##### RECORDS SUPPLIED

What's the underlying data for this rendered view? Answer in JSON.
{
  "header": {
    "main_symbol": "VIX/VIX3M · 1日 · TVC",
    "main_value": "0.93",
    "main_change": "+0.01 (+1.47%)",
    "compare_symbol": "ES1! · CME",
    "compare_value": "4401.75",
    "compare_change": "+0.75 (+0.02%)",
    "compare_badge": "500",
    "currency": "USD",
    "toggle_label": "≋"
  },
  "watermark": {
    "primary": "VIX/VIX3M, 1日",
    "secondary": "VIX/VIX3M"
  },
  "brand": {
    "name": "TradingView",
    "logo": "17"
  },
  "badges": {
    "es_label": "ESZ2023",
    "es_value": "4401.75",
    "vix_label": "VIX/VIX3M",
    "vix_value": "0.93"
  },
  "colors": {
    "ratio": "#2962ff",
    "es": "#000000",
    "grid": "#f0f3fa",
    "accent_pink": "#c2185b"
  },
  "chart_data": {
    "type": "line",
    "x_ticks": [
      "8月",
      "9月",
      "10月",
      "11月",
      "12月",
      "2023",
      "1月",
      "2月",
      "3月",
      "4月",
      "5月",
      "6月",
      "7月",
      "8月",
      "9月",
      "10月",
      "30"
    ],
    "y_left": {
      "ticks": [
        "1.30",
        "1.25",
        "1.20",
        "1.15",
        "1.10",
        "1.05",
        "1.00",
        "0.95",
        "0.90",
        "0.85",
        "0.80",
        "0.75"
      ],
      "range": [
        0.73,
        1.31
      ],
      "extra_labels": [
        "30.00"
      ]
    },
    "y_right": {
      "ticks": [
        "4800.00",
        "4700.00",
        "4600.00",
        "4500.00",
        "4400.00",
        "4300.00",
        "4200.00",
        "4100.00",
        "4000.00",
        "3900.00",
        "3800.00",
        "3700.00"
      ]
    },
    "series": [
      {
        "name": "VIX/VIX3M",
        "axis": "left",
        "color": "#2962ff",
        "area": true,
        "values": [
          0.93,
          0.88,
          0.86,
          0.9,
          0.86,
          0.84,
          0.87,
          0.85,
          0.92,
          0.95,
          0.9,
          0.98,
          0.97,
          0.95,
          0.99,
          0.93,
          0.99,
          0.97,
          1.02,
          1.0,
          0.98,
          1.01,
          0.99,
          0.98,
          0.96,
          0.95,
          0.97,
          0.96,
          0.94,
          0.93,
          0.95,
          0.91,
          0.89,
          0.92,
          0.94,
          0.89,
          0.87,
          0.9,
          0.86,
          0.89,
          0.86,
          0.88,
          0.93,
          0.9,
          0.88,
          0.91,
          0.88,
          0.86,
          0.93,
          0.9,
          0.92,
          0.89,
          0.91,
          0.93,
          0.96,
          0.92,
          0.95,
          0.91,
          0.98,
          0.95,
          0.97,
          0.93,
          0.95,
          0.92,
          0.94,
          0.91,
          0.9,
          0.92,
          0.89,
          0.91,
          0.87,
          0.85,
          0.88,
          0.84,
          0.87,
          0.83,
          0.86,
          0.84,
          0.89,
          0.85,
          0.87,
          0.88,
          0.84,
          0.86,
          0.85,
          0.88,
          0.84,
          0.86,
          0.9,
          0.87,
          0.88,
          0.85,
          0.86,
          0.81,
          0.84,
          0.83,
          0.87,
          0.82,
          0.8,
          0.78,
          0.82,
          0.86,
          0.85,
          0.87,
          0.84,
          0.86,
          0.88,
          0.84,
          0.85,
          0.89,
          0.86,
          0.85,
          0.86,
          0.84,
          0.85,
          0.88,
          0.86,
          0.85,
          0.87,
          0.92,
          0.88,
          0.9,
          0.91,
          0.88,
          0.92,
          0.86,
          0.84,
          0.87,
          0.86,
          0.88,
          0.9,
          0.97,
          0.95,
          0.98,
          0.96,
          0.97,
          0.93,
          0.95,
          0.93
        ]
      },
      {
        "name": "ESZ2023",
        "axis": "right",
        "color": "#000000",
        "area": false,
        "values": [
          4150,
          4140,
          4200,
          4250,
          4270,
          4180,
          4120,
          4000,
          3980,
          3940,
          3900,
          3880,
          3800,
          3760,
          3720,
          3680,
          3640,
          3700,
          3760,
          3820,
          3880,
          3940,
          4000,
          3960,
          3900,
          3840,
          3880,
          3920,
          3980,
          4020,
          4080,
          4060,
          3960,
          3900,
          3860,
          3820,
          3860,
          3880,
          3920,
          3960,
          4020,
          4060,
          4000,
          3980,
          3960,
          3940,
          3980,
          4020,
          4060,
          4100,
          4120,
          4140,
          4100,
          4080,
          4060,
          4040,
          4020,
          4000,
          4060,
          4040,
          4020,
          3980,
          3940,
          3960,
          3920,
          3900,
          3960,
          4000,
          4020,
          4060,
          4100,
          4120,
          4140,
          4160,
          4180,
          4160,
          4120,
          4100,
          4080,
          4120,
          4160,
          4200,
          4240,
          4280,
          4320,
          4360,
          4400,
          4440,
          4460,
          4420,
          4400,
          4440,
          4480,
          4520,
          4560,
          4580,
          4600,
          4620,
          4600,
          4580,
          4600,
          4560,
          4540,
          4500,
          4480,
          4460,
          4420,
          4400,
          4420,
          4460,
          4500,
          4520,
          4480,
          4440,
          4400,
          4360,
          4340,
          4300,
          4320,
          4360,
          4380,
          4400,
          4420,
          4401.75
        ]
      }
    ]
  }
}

##########

— YOUR OBJECTIVE —
Reproduce each record exactly, leaving nothing out.

— TASK OUTPUT —
What's the underlying data for this rendered view? Answer in JSON.
{
  "header": {
    "main_symbol": "VIX/VIX3M · 1日 · TVC",
    "main_value": "0.93",
    "main_change": "+0.01 (+1.47%)",
    "compare_symbol": "ES1! · CME",
    "compare_value": "4401.75",
    "compare_change": "+0.75 (+0.02%)",
    "compare_badge": "500",
    "currency": "USD",
    "toggle_label": "≋"
  },
  "watermark": {
    "primary": "VIX/VIX3M, 1日",
    "secondary": "VIX/VIX3M"
  },
  "brand": {
    "name": "TradingView",
    "logo": "17"
  },
  "badges": {
    "es_label": "ESZ2023",
    "es_value": "4401.75",
    "vix_label": "VIX/VIX3M",
    "vix_value": "0.93"
  },
  "colors": {
    "ratio": "#2962ff",
    "es": "#000000",
    "grid": "#f0f3fa",
    "accent_pink": "#c2185b"
  },
  "chart_data": {
    "type": "line",
    "x_ticks": [
      "8月",
      "9月",
      "10月",
      "11月",
      "12月",
      "2023",
      "1月",
      "2月",
      "3月",
      "4月",
      "5月",
      "6月",
      "7月",
      "8月",
      "9月",
      "10月",
      "30"
    ],
    "y_left": {
      "ticks": [
        "1.30",
        "1.25",
        "1.20",
        "1.15",
        "1.10",
        "1.05",
        "1.00",
        "0.95",
        "0.90",
        "0.85",
        "0.80",
        "0.75"
      ],
      "range": [
        0.73,
        1.31
      ],
      "extra_labels": [
        "30.00"
      ]
    },
    "y_right": {
      "ticks": [
        "4800.00",
        "4700.00",
        "4600.00",
        "4500.00",
        "4400.00",
        "4300.00",
        "4200.00",
        "4100.00",
        "4000.00",
        "3900.00",
        "3800.00",
        "3700.00"
      ]
    },
    "series": [
      {
        "name": "VIX/VIX3M",
        "axis": "left",
        "color": "#2962ff",
        "area": true,
        "values": [
          0.93,
          0.88,
          0.86,
          0.9,
          0.86,
          0.84,
          0.87,
          0.85,
          0.92,
          0.95,
          0.9,
          0.98,
          0.97,
          0.95,
          0.99,
          0.93,
          0.99,
          0.97,
          1.02,
          1.0,
          0.98,
          1.01,
          0.99,
          0.98,
          0.96,
          0.95,
          0.97,
          0.96,
          0.94,
          0.93,
          0.95,
          0.91,
          0.89,
          0.92,
          0.94,
          0.89,
          0.87,
          0.9,
          0.86,
          0.89,
          0.86,
          0.88,
          0.93,
          0.9,
          0.88,
          0.91,
          0.88,
          0.86,
          0.93,
          0.9,
          0.92,
          0.89,
          0.91,
          0.93,
          0.96,
          0.92,
          0.95,
          0.91,
          0.98,
          0.95,
          0.97,
          0.93,
          0.95,
          0.92,
          0.94,
          0.91,
          0.9,
          0.92,
          0.89,
          0.91,
          0.87,
          0.85,
          0.88,
          0.84,
          0.87,
          0.83,
          0.86,
          0.84,
          0.89,
          0.85,
          0.87,
          0.88,
          0.84,
          0.86,
          0.85,
          0.88,
          0.84,
          0.86,
          0.9,
          0.87,
          0.88,
          0.85,
          0.86,
          0.81,
          0.84,
          0.83,
          0.87,
          0.82,
          0.8,
          0.78,
          0.82,
          0.86,
          0.85,
          0.87,
          0.84,
          0.86,
          0.88,
          0.84,
          0.85,
          0.89,
          0.86,
          0.85,
          0.86,
          0.84,
          0.85,
          0.88,
          0.86,
          0.85,
          0.87,
          0.92,
          0.88,
          0.9,
          0.91,
          0.88,
          0.92,
          0.86,
          0.84,
          0.87,
          0.86,
          0.88,
          0.9,
          0.97,
          0.95,
          0.98,
          0.96,
          0.97,
          0.93,
          0.95,
          0.93
        ]
      },
      {
        "name": "ESZ2023",
        "axis": "right",
        "color": "#000000",
        "area": false,
        "values": [
          4150,
          4140,
          4200,
          4250,
          4270,
          4180,
          4120,
          4000,
          3980,
          3940,
          3900,
          3880,
          3800,
          3760,
          3720,
          3680,
          3640,
          3700,
          3760,
          3820,
          3880,
          3940,
          4000,
          3960,
          3900,
          3840,
          3880,
          3920,
          3980,
          4020,
          4080,
          4060,
          3960,
          3900,
          3860,
          3820,
          3860,
          3880,
          3920,
          3960,
          4020,
          4060,
          4000,
          3980,
          3960,
          3940,
          3980,
          4020,
          4060,
          4100,
          4120,
          4140,
          4100,
          4080,
          4060,
          4040,
          4020,
          4000,
          4060,
          4040,
          4020,
          3980,
          3940,
          3960,
          3920,
          3900,
          3960,
          4000,
          4020,
          4060,
          4100,
          4120,
          4140,
          4160,
          4180,
          4160,
          4120,
          4100,
          4080,
          4120,
          4160,
          4200,
          4240,
          4280,
          4320,
          4360,
          4400,
          4440,
          4460,
          4420,
          4400,
          4440,
          4480,
          4520,
          4560,
          4580,
          4600,
          4620,
          4600,
          4580,
          4600,
          4560,
          4540,
          4500,
          4480,
          4460,
          4420,
          4400,
          4420,
          4460,
          4500,
          4520,
          4480,
          4440,
          4400,
          4360,
          4340,
          4300,
          4320,
          4360,
          4380,
          4400,
          4420,
          4401.75
        ]
      }
    ]
  }
}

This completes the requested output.